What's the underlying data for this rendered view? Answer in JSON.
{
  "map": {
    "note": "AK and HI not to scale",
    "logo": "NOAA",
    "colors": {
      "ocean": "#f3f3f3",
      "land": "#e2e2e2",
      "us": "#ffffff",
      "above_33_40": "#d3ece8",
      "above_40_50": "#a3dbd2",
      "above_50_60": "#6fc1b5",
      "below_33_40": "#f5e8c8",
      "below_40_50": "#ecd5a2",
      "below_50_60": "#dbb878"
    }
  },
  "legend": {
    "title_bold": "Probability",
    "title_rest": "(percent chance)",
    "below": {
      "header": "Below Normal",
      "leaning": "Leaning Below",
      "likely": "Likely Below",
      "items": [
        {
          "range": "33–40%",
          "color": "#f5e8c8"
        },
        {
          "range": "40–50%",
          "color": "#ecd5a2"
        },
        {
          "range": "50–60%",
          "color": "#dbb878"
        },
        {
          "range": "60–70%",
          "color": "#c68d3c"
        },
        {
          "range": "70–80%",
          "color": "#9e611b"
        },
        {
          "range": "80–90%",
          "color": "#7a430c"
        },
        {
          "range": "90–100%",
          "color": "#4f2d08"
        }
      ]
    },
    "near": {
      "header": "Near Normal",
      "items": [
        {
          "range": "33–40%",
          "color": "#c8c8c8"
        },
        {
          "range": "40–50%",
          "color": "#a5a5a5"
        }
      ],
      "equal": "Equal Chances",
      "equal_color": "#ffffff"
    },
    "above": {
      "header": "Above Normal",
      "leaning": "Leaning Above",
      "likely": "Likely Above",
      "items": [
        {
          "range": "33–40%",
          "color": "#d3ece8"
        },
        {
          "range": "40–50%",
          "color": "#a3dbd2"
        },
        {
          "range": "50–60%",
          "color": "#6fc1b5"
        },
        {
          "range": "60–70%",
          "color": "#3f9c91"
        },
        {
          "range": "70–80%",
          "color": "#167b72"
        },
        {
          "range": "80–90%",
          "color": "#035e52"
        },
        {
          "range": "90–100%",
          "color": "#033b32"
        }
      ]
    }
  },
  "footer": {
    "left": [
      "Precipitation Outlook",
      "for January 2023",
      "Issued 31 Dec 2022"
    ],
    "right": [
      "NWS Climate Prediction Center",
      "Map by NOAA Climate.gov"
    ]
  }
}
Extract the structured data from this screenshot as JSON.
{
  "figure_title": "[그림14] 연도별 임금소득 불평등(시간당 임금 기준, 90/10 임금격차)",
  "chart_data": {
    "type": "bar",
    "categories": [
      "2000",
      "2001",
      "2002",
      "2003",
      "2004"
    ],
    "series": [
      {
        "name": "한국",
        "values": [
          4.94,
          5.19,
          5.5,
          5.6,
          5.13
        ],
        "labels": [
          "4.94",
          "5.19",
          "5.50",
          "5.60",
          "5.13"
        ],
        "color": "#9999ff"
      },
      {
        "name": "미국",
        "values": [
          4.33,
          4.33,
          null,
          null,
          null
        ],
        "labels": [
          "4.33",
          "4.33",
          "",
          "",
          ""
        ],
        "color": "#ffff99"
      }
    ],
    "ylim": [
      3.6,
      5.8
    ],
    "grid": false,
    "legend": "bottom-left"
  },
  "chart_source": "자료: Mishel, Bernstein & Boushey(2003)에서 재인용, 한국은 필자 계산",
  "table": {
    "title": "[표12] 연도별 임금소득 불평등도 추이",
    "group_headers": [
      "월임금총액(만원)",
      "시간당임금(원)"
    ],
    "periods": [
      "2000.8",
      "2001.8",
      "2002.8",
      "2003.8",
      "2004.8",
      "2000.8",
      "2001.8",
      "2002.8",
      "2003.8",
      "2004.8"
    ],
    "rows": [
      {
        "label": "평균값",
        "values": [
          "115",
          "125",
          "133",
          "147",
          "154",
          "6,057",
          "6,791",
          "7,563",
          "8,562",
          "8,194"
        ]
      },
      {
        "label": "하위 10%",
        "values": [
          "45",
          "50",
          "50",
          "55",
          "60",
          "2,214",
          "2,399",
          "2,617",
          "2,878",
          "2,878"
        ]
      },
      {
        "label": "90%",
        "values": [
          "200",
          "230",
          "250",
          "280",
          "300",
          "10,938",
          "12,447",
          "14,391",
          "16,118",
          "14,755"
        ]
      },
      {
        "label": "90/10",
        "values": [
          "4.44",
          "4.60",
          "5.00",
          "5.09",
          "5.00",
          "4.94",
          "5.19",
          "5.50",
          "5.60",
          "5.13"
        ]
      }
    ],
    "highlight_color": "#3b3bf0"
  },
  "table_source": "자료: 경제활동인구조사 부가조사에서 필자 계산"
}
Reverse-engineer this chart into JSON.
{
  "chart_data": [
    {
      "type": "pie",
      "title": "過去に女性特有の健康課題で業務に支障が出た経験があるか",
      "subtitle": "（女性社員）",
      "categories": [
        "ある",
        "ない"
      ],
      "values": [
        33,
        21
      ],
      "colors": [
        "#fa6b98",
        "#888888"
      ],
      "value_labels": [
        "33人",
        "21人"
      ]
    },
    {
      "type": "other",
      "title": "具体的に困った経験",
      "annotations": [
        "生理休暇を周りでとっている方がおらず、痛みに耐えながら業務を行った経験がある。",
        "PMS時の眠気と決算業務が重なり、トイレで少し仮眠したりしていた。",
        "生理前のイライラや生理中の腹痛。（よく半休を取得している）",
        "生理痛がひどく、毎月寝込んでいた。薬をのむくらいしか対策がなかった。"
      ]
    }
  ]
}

> [INSTRUCTIONS TO FOLLOW]: Every line above that contains the word "JSON" should be reported.

> [ANSWER FOR THE TASK]:
What's the underlying data for this rendered view? Answer in JSON.
Extract the structured data from this screenshot as JSON.
Reverse-engineer this chart into JSON.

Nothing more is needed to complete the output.